**Exercise task**
Check each line of the records below for the word "JSON" and copy those where it appears.

※ ※ ※

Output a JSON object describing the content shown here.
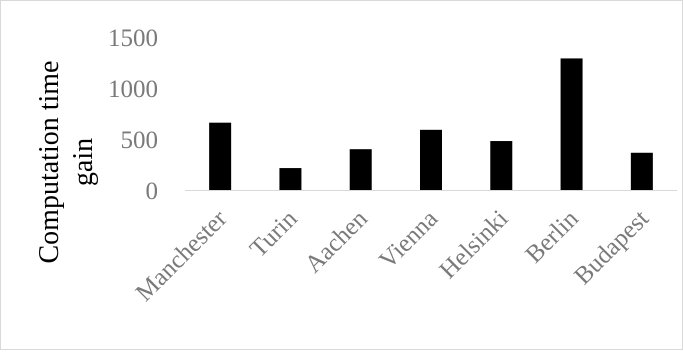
{
  "chart_data": {
    "type": "bar",
    "categories": [
      "Manchester",
      "Turin",
      "Aachen",
      "Vienna",
      "Helsinki",
      "Berlin",
      "Budapest"
    ],
    "values": [
      660,
      215,
      400,
      590,
      480,
      1290,
      365
    ],
    "title": "",
    "xlabel": "",
    "ylabel_lines": [
      "Computation time",
      "gain"
    ],
    "ylim": [
      0,
      1500
    ],
    "yticks": [
      "0",
      "500",
      "1000",
      "1500"
    ],
    "ytick_values": [
      0,
      500,
      1000,
      1500
    ],
    "grid": false,
    "legend": "none",
    "bar_color": "#000000",
    "axis_color": "#d9d9d9"
  }
}
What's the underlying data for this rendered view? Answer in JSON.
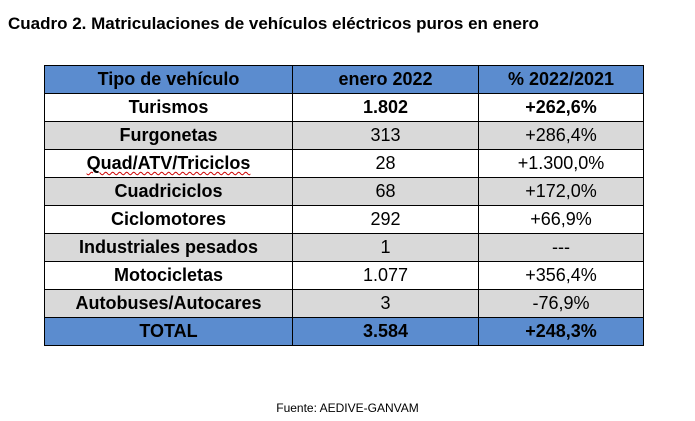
{
  "title": "Cuadro 2. Matriculaciones de vehículos eléctricos puros en enero",
  "table": {
    "headers": [
      "Tipo de vehículo",
      "enero 2022",
      "% 2022/2021"
    ],
    "rows": [
      {
        "type": "Turismos",
        "value": "1.802",
        "change": "+262,6%"
      },
      {
        "type": "Furgonetas",
        "value": "313",
        "change": "+286,4%"
      },
      {
        "type": "Quad/ATV/Triciclos",
        "value": "28",
        "change": "+1.300,0%"
      },
      {
        "type": "Cuadriciclos",
        "value": "68",
        "change": "+172,0%"
      },
      {
        "type": "Ciclomotores",
        "value": "292",
        "change": "+66,9%"
      },
      {
        "type": "Industriales pesados",
        "value": "1",
        "change": "---"
      },
      {
        "type": "Motocicletas",
        "value": "1.077",
        "change": "+356,4%"
      },
      {
        "type": "Autobuses/Autocares",
        "value": "3",
        "change": "-76,9%"
      }
    ],
    "total": {
      "type": "TOTAL",
      "value": "3.584",
      "change": "+248,3%"
    }
  },
  "source": "Fuente: AEDIVE-GANVAM",
  "colors": {
    "header_fill": "#5b8ccf",
    "shaded_row_fill": "#d9d9d9",
    "spellcheck_underline": "#cc0000"
  }
}
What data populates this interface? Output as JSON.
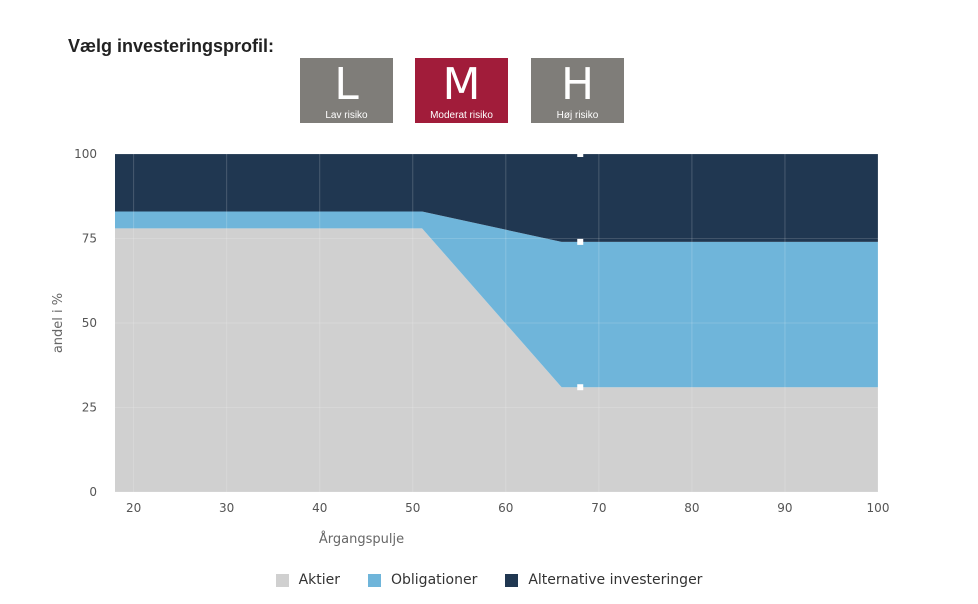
{
  "header": {
    "title": "Vælg investeringsprofil:"
  },
  "profiles": [
    {
      "letter": "L",
      "label": "Lav risiko",
      "color": "#7f7d79",
      "selected": false
    },
    {
      "letter": "M",
      "label": "Moderat risiko",
      "color": "#a11c3a",
      "selected": true
    },
    {
      "letter": "H",
      "label": "Høj risiko",
      "color": "#7f7d79",
      "selected": false
    }
  ],
  "chart_data": {
    "type": "area",
    "stacked": true,
    "x": [
      18,
      51,
      66,
      100
    ],
    "series": [
      {
        "name": "Aktier",
        "color": "#d0d0d0",
        "values": [
          78,
          78,
          31,
          31
        ]
      },
      {
        "name": "Obligationer",
        "color": "#6fb5da",
        "values": [
          5,
          5,
          43,
          43
        ]
      },
      {
        "name": "Alternative investeringer",
        "color": "#203751",
        "values": [
          17,
          17,
          26,
          26
        ]
      }
    ],
    "xlabel": "Årgangspulje",
    "ylabel": "andel i %",
    "xlim": [
      18,
      100
    ],
    "ylim": [
      0,
      100
    ],
    "x_ticks": [
      20,
      30,
      40,
      50,
      60,
      70,
      80,
      90,
      100
    ],
    "y_ticks": [
      0,
      25,
      50,
      75,
      100
    ],
    "grid": true,
    "marker_x": 68,
    "legend_position": "bottom"
  }
}
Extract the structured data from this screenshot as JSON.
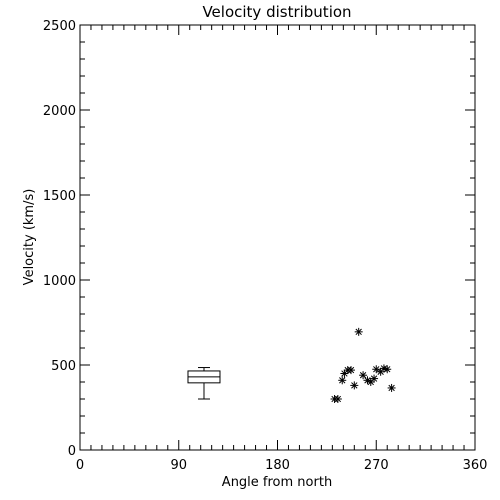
{
  "chart_data": {
    "type": "scatter",
    "title": "Velocity distribution",
    "xlabel": "Angle from north",
    "ylabel": "Velocity (km/s)",
    "xlim": [
      0,
      360
    ],
    "ylim": [
      0,
      2500
    ],
    "xticks": [
      0,
      90,
      180,
      270,
      360
    ],
    "yticks": [
      0,
      500,
      1000,
      1500,
      2000,
      2500
    ],
    "grid": false,
    "boxplot": {
      "x": 113,
      "min": 300,
      "q1": 395,
      "median": 430,
      "q3": 465,
      "max": 485
    },
    "points": [
      {
        "x": 232,
        "y": 300
      },
      {
        "x": 235,
        "y": 300
      },
      {
        "x": 239,
        "y": 410
      },
      {
        "x": 241,
        "y": 450
      },
      {
        "x": 244,
        "y": 470
      },
      {
        "x": 247,
        "y": 470
      },
      {
        "x": 250,
        "y": 380
      },
      {
        "x": 254,
        "y": 695
      },
      {
        "x": 258,
        "y": 440
      },
      {
        "x": 262,
        "y": 410
      },
      {
        "x": 265,
        "y": 400
      },
      {
        "x": 268,
        "y": 420
      },
      {
        "x": 270,
        "y": 475
      },
      {
        "x": 274,
        "y": 460
      },
      {
        "x": 277,
        "y": 480
      },
      {
        "x": 280,
        "y": 475
      },
      {
        "x": 284,
        "y": 365
      }
    ]
  }
}
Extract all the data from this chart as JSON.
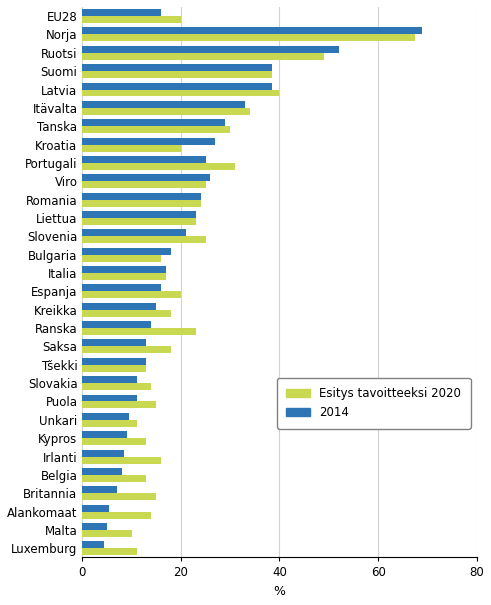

※ ※ ※

**Output below**
Output a JSON object describing the content shown here.
What's the underlying data for this rendered view? Answer in JSON.
What data populates this interface? Output as JSON.
Extract the structured data from this screenshot as JSON.
Extract all the data from this chart as JSON.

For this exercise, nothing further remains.